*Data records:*
------------------------------------------------

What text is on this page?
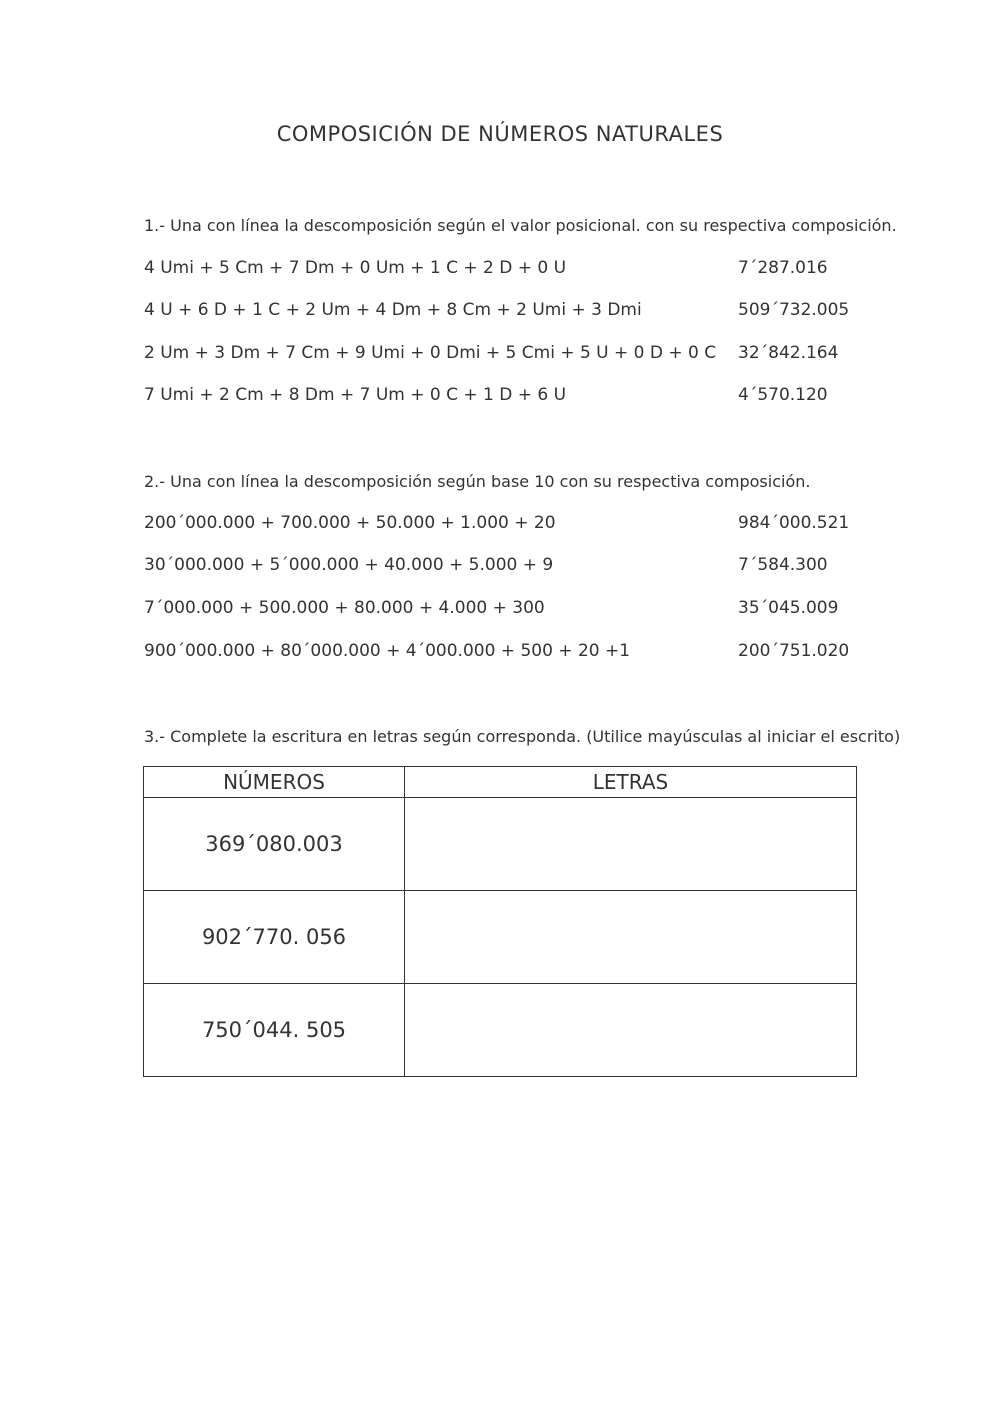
COMPOSICIÓN DE NÚMEROS NATURALES
1.- Una con línea la descomposición según el valor posicional. con su respectiva composición.
4 Umi + 5 Cm + 7 Dm + 0 Um + 1 C + 2 D + 0 U	7´287.016
4 U + 6 D + 1 C + 2 Um + 4 Dm + 8 Cm + 2 Umi + 3 Dmi	509´732.005
2 Um + 3 Dm + 7 Cm + 9 Umi + 0 Dmi + 5 Cmi + 5 U + 0 D + 0 C 32´842.164
7 Umi + 2 Cm + 8 Dm + 7 Um + 0 C + 1 D + 6 U	4´570.120
2.- Una con línea la descomposición según base 10 con su respectiva composición.
200´000.000 + 700.000 + 50.000 + 1.000 + 20	984´000.521
30´000.000 + 5´000.000 + 40.000 + 5.000 + 9	7´584.300
7´000.000 + 500.000 + 80.000 + 4.000 + 300	35´045.009
900´000.000 + 80´000.000 + 4´000.000 + 500 + 20 +1	200´751.020
3.- Complete la escritura en letras según corresponda. (Utilice mayúsculas al iniciar el escrito)
NÚMEROS	LETRAS
369´080.003	
902´770. 056	
750´044. 505	
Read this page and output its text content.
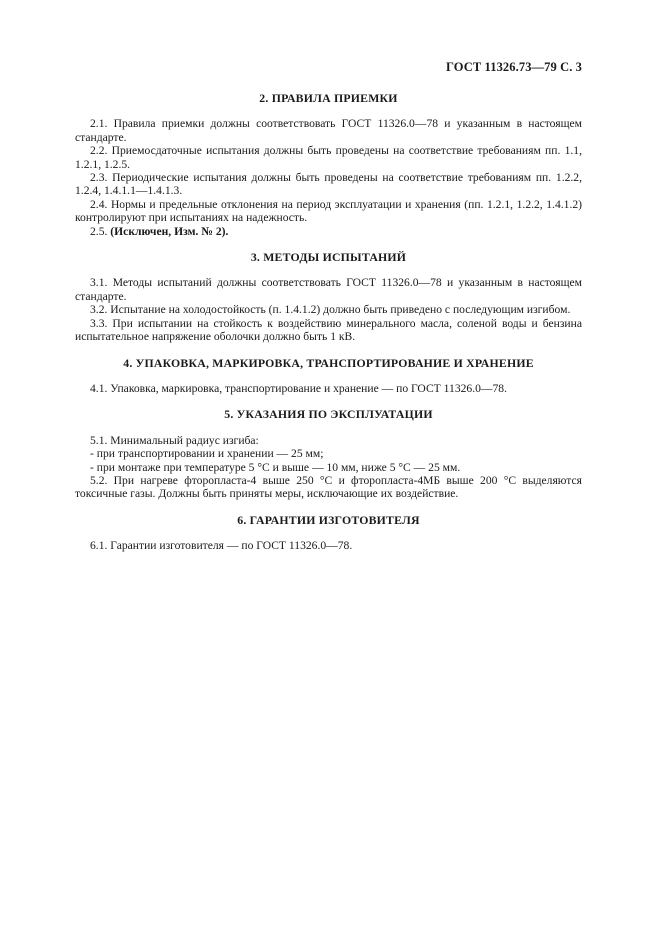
ГОСТ 11326.73—79 С. 3
2. ПРАВИЛА ПРИЕМКИ

2.1. Правила приемки должны соответствовать ГОСТ 11326.0—78 и указанным в настоящем стандарте.

2.2. Приемосдаточные испытания должны быть проведены на соответствие требованиям пп. 1.1, 1.2.1, 1.2.5.

2.3. Периодические испытания должны быть проведены на соответствие требованиям пп. 1.2.2, 1.2.4, 1.4.1.1—1.4.1.3.

2.4. Нормы и предельные отклонения на период эксплуатации и хранения (пп. 1.2.1, 1.2.2, 1.4.1.2) контролируют при испытаниях на надежность.

2.5. (Исключен, Изм. № 2).

3. МЕТОДЫ ИСПЫТАНИЙ

3.1. Методы испытаний должны соответствовать ГОСТ 11326.0—78 и указанным в настоящем стандарте.

3.2. Испытание на холодостойкость (п. 1.4.1.2) должно быть приведено с последующим изгибом.

3.3. При испытании на стойкость к воздействию минерального масла, соленой воды и бензина испытательное напряжение оболочки должно быть 1 кВ.

4. УПАКОВКА, МАРКИРОВКА, ТРАНСПОРТИРОВАНИЕ И ХРАНЕНИЕ

4.1. Упаковка, маркировка, транспортирование и хранение — по ГОСТ 11326.0—78.

5. УКАЗАНИЯ ПО ЭКСПЛУАТАЦИИ

5.1. Минимальный радиус изгиба:

- при транспортировании и хранении — 25 мм;

- при монтаже при температуре 5 °С и выше — 10 мм, ниже 5 °С — 25 мм.

5.2. При нагреве фторопласта-4 выше 250 °С и фторопласта-4МБ выше 200 °С выделяются токсичные газы. Должны быть приняты меры, исключающие их воздействие.

6. ГАРАНТИИ ИЗГОТОВИТЕЛЯ

6.1. Гарантии изготовителя — по ГОСТ 11326.0—78.
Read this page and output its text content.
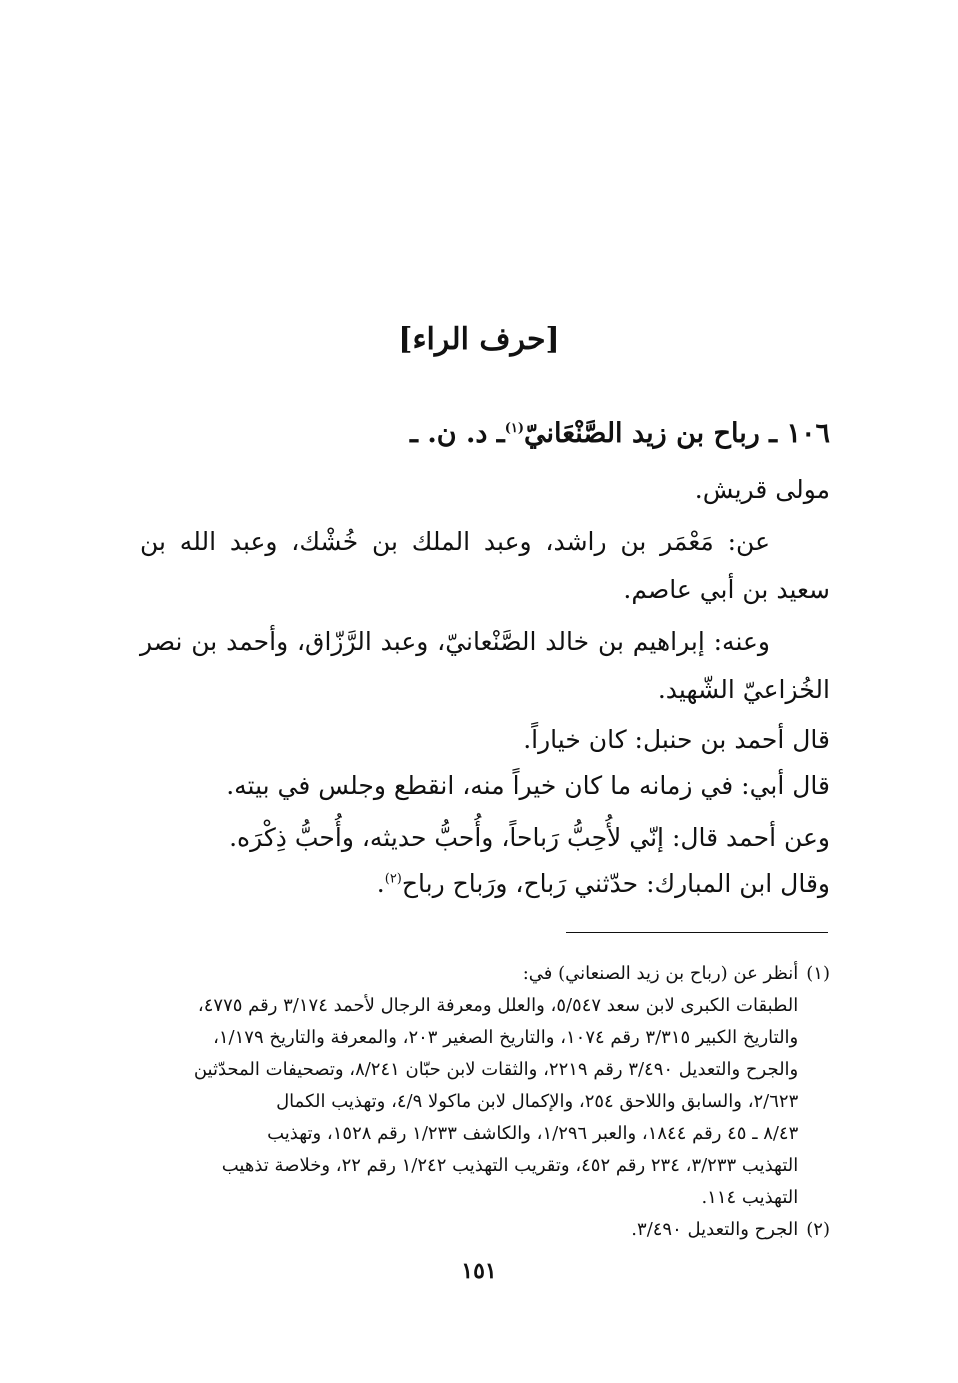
[حرف الراء]
١٠٦ ـ رباح بن زيد الصَّنْعَانيّ$^{(١)}$ـ د. ن. ـ
مولى قريش.
عن: مَعْمَر بن راشد، وعبد الملك بن خُشْك، وعبد الله بن سعيد بن أبي عاصم.
وعنه: إبراهيم بن خالد الصَّنْعانيّ، وعبد الرَّزّاق، وأحمد بن نصر الخُزاعيّ الشّهيد.
قال أحمد بن حنبل: كان خياراً.
قال أبي: في زمانه ما كان خيراً منه، انقطع وجلس في بيته.
وعن أحمد قال: إنّي لأُحِبُّ رَباحاً، وأُحبُّ حديثه، وأُحبُّ ذِكْرَه.
وقال ابن المبارك: حدّثني رَباح، ورَباح رباح$^{(٢)}$.
(١)
أنظر عن (رباح بن زيد الصنعاني) في:
الطبقات الكبرى لابن سعد ٥/٥٤٧، والعلل ومعرفة الرجال لأحمد ٣/١٧٤ رقم ٤٧٧٥،
والتاريخ الكبير ٣/٣١٥ رقم ١٠٧٤، والتاريخ الصغير ٢٠٣، والمعرفة والتاريخ ١/١٧٩،
والجرح والتعديل ٣/٤٩٠ رقم ٢٢١٩، والثقات لابن حبّان ٨/٢٤١، وتصحيفات المحدّثين
٢/٦٢٣، والسابق واللاحق ٢٥٤، والإكمال لابن ماكولا ٤/٩، وتهذيب الكمال
٨/٤٣ ـ ٤٥ رقم ١٨٤٤، والعبر ١/٢٩٦، والكاشف ١/٢٣٣ رقم ١٥٢٨، وتهذيب
التهذيب ٣/٢٣٣، ٢٣٤ رقم ٤٥٢، وتقريب التهذيب ١/٢٤٢ رقم ٢٢، وخلاصة تذهيب
التهذيب ١١٤.
(٢)
الجرح والتعديل ٣/٤٩٠.
١٥١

------------------------------------------------

*Exercise:*
Output the full set of records above without changing a word, and drop the images.

*The output:*
What text is on this page?
COMPOSICIÓN DE NÚMEROS NATURALES
1.- Una con línea la descomposición según el valor posicional. con su respectiva composición.
4 Umi + 5 Cm + 7 Dm + 0 Um + 1 C + 2 D + 0 U	7´287.016
4 U + 6 D + 1 C + 2 Um + 4 Dm + 8 Cm + 2 Umi + 3 Dmi	509´732.005
2 Um + 3 Dm + 7 Cm + 9 Umi + 0 Dmi + 5 Cmi + 5 U + 0 D + 0 C 32´842.164
7 Umi + 2 Cm + 8 Dm + 7 Um + 0 C + 1 D + 6 U	4´570.120
2.- Una con línea la descomposición según base 10 con su respectiva composición.
200´000.000 + 700.000 + 50.000 + 1.000 + 20	984´000.521
30´000.000 + 5´000.000 + 40.000 + 5.000 + 9	7´584.300
7´000.000 + 500.000 + 80.000 + 4.000 + 300	35´045.009
900´000.000 + 80´000.000 + 4´000.000 + 500 + 20 +1	200´751.020
3.- Complete la escritura en letras según corresponda. (Utilice mayúsculas al iniciar el escrito)
NÚMEROS	LETRAS
369´080.003	
902´770. 056	
750´044. 505	
Read this page and output its text content.
ГОСТ 11326.73—79 С. 3
2. ПРАВИЛА ПРИЕМКИ

2.1. Правила приемки должны соответствовать ГОСТ 11326.0—78 и указанным в настоящем стандарте.

2.2. Приемосдаточные испытания должны быть проведены на соответствие требованиям пп. 1.1, 1.2.1, 1.2.5.

2.3. Периодические испытания должны быть проведены на соответствие требованиям пп. 1.2.2, 1.2.4, 1.4.1.1—1.4.1.3.

2.4. Нормы и предельные отклонения на период эксплуатации и хранения (пп. 1.2.1, 1.2.2, 1.4.1.2) контролируют при испытаниях на надежность.

2.5. (Исключен, Изм. № 2).

3. МЕТОДЫ ИСПЫТАНИЙ

3.1. Методы испытаний должны соответствовать ГОСТ 11326.0—78 и указанным в настоящем стандарте.

3.2. Испытание на холодостойкость (п. 1.4.1.2) должно быть приведено с последующим изгибом.

3.3. При испытании на стойкость к воздействию минерального масла, соленой воды и бензина испытательное напряжение оболочки должно быть 1 кВ.

4. УПАКОВКА, МАРКИРОВКА, ТРАНСПОРТИРОВАНИЕ И ХРАНЕНИЕ

4.1. Упаковка, маркировка, транспортирование и хранение — по ГОСТ 11326.0—78.

5. УКАЗАНИЯ ПО ЭКСПЛУАТАЦИИ

5.1. Минимальный радиус изгиба:

- при транспортировании и хранении — 25 мм;

- при монтаже при температуре 5 °С и выше — 10 мм, ниже 5 °С — 25 мм.

5.2. При нагреве фторопласта-4 выше 250 °С и фторопласта-4МБ выше 200 °С выделяются токсичные газы. Должны быть приняты меры, исключающие их воздействие.

6. ГАРАНТИИ ИЗГОТОВИТЕЛЯ

6.1. Гарантии изготовителя — по ГОСТ 11326.0—78.
Read this page and output its text content.
[حرف الراء]
١٠٦ ـ رباح بن زيد الصَّنْعَانيّ$^{(١)}$ـ د. ن. ـ
مولى قريش.
عن: مَعْمَر بن راشد، وعبد الملك بن خُشْك، وعبد الله بن سعيد بن أبي عاصم.
وعنه: إبراهيم بن خالد الصَّنْعانيّ، وعبد الرَّزّاق، وأحمد بن نصر الخُزاعيّ الشّهيد.
قال أحمد بن حنبل: كان خياراً.
قال أبي: في زمانه ما كان خيراً منه، انقطع وجلس في بيته.
وعن أحمد قال: إنّي لأُحِبُّ رَباحاً، وأُحبُّ حديثه، وأُحبُّ ذِكْرَه.
وقال ابن المبارك: حدّثني رَباح، ورَباح رباح$^{(٢)}$.
(١)
أنظر عن (رباح بن زيد الصنعاني) في:
الطبقات الكبرى لابن سعد ٥/٥٤٧، والعلل ومعرفة الرجال لأحمد ٣/١٧٤ رقم ٤٧٧٥،
والتاريخ الكبير ٣/٣١٥ رقم ١٠٧٤، والتاريخ الصغير ٢٠٣، والمعرفة والتاريخ ١/١٧٩،
والجرح والتعديل ٣/٤٩٠ رقم ٢٢١٩، والثقات لابن حبّان ٨/٢٤١، وتصحيفات المحدّثين
٢/٦٢٣، والسابق واللاحق ٢٥٤، والإكمال لابن ماكولا ٤/٩، وتهذيب الكمال
٨/٤٣ ـ ٤٥ رقم ١٨٤٤، والعبر ١/٢٩٦، والكاشف ١/٢٣٣ رقم ١٥٢٨، وتهذيب
التهذيب ٣/٢٣٣، ٢٣٤ رقم ٤٥٢، وتقريب التهذيب ١/٢٤٢ رقم ٢٢، وخلاصة تذهيب
التهذيب ١١٤.
(٢)
الجرح والتعديل ٣/٤٩٠.
١٥١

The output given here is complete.